### What to do
Scan the lines below; pull out those with "name".

### Stored data
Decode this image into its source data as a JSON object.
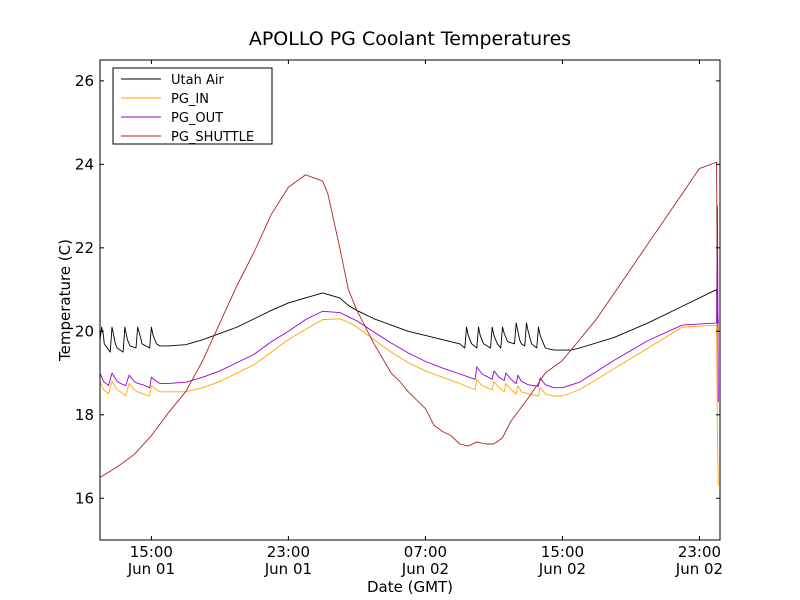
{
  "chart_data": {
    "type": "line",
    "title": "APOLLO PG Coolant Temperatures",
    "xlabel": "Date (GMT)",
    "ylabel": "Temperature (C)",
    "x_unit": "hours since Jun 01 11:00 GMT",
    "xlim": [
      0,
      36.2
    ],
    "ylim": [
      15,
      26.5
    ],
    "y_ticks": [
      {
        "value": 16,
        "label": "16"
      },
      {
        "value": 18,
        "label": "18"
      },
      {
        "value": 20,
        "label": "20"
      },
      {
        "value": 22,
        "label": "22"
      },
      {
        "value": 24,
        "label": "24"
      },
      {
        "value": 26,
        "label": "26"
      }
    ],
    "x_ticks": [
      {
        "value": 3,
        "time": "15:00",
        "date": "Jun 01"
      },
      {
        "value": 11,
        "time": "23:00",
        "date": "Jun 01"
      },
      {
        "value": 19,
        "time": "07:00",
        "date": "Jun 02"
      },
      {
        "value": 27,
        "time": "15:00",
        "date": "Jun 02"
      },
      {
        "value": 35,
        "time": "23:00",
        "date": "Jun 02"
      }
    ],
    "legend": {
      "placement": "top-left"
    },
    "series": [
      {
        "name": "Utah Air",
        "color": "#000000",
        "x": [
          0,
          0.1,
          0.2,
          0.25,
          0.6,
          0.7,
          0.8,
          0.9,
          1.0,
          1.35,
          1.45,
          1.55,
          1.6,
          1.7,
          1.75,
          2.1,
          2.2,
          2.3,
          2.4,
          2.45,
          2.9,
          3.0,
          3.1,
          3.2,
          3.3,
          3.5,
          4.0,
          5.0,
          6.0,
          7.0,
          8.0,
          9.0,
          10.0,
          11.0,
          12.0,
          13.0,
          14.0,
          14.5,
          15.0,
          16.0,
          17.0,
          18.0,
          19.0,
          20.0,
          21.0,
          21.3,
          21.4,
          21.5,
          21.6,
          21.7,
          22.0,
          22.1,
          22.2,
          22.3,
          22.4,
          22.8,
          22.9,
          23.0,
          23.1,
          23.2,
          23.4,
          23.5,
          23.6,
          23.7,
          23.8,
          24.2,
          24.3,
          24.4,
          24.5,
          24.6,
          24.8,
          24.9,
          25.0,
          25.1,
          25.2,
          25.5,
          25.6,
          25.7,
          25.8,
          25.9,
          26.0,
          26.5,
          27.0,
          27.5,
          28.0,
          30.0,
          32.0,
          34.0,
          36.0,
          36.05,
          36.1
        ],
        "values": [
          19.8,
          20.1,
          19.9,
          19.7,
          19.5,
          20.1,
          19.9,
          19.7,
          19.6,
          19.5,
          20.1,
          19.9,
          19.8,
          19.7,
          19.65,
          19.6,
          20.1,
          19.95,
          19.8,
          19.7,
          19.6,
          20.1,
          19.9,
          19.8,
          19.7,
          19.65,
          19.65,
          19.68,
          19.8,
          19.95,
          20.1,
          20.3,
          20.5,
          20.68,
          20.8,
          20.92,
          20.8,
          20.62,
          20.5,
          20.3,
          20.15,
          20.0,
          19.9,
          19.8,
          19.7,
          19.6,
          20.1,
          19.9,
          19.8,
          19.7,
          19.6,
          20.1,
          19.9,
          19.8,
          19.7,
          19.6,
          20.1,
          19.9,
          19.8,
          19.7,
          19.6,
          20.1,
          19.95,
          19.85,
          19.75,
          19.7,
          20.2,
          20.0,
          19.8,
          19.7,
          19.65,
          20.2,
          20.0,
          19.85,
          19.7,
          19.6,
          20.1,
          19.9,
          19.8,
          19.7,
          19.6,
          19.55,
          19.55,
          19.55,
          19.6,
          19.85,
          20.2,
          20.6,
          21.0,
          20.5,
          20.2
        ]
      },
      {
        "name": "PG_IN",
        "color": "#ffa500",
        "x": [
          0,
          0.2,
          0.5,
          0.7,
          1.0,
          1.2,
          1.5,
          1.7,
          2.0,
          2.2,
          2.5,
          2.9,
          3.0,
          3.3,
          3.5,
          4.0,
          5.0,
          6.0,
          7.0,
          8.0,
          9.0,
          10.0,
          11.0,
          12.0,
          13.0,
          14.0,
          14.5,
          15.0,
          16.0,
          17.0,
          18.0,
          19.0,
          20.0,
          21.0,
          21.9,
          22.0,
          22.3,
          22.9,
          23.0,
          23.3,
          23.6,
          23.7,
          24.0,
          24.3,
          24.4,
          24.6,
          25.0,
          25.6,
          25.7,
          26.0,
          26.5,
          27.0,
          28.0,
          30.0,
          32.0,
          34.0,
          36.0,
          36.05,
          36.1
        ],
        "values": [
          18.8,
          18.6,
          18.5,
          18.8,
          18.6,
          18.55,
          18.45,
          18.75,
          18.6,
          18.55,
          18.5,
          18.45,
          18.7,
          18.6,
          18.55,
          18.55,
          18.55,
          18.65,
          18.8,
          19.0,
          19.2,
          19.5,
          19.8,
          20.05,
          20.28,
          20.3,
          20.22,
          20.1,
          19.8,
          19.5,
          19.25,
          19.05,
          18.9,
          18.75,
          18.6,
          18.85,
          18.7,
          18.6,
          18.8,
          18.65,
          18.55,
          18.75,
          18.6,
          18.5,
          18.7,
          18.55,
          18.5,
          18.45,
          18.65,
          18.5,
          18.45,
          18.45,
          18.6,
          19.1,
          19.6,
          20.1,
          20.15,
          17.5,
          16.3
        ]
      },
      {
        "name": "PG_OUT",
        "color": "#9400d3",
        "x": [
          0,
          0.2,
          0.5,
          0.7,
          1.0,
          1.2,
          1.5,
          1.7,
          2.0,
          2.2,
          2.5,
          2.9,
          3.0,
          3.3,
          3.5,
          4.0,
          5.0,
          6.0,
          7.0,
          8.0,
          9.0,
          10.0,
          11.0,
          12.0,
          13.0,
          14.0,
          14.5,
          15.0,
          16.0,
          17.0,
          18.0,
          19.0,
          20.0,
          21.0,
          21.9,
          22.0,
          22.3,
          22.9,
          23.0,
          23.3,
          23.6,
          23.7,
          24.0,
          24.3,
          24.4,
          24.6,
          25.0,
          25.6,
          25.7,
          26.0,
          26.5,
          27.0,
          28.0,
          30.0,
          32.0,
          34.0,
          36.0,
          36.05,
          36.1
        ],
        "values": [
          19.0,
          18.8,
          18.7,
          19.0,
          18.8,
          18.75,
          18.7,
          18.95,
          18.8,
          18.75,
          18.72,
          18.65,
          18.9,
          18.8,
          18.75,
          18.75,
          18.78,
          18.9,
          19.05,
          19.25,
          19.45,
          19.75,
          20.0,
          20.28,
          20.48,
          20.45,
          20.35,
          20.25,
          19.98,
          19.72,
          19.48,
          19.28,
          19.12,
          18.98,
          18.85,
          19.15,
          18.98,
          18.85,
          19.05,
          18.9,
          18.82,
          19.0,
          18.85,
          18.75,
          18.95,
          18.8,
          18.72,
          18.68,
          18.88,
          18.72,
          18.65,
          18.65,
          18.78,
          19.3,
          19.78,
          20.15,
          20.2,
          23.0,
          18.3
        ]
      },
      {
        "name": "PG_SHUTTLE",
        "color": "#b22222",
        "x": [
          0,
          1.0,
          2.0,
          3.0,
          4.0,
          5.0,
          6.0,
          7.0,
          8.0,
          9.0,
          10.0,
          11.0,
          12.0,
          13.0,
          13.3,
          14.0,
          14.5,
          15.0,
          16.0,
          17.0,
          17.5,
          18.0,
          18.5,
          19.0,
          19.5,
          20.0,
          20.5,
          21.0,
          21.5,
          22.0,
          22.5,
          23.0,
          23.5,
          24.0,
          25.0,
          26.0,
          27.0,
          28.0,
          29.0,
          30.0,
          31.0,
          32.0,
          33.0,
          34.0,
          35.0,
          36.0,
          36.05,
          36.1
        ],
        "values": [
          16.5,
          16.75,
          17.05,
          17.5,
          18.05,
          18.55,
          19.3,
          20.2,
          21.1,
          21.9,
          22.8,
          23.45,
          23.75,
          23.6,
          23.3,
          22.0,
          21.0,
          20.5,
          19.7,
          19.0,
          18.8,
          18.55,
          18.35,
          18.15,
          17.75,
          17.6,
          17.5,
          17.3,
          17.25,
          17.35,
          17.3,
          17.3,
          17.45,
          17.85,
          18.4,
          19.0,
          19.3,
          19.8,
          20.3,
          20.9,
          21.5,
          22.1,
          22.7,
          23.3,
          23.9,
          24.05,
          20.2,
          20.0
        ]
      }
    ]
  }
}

### Solution to this problem
        "name": "Utah Air",
        "name": "PG_IN",
        "name": "PG_OUT",
        "name": "PG_SHUTTLE",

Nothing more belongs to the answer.